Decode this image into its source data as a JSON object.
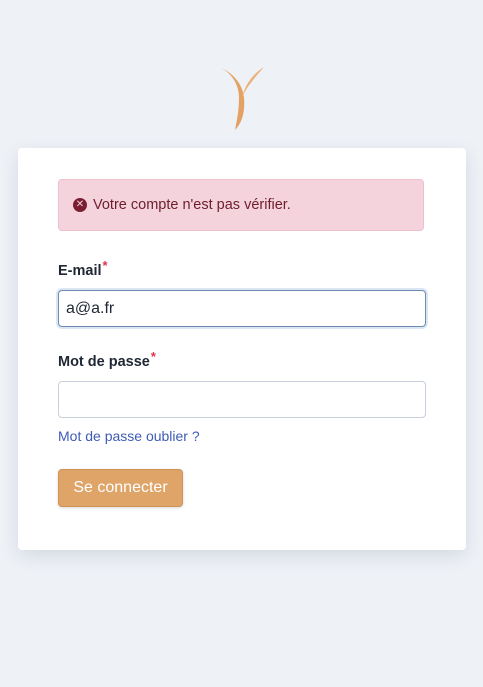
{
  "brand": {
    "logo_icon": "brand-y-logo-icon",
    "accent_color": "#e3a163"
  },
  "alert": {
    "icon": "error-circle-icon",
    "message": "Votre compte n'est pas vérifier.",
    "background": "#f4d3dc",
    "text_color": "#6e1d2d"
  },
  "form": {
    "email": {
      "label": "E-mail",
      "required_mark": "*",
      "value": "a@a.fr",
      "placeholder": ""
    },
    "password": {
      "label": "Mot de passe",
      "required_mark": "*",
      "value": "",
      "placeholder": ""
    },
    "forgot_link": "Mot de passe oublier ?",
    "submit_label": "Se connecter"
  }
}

◇ ◇ ◇ ◇

Required work. Output all of the records exactly as they appear above, but not the pictures.

Complete output.
Decode this image into its source data as a JSON object.
{
  "brand": {
    "logo_icon": "brand-y-logo-icon",
    "accent_color": "#e3a163"
  },
  "alert": {
    "icon": "error-circle-icon",
    "message": "Votre compte n'est pas vérifier.",
    "background": "#f4d3dc",
    "text_color": "#6e1d2d"
  },
  "form": {
    "email": {
      "label": "E-mail",
      "required_mark": "*",
      "value": "a@a.fr",
      "placeholder": ""
    },
    "password": {
      "label": "Mot de passe",
      "required_mark": "*",
      "value": "",
      "placeholder": ""
    },
    "forgot_link": "Mot de passe oublier ?",
    "submit_label": "Se connecter"
  }
}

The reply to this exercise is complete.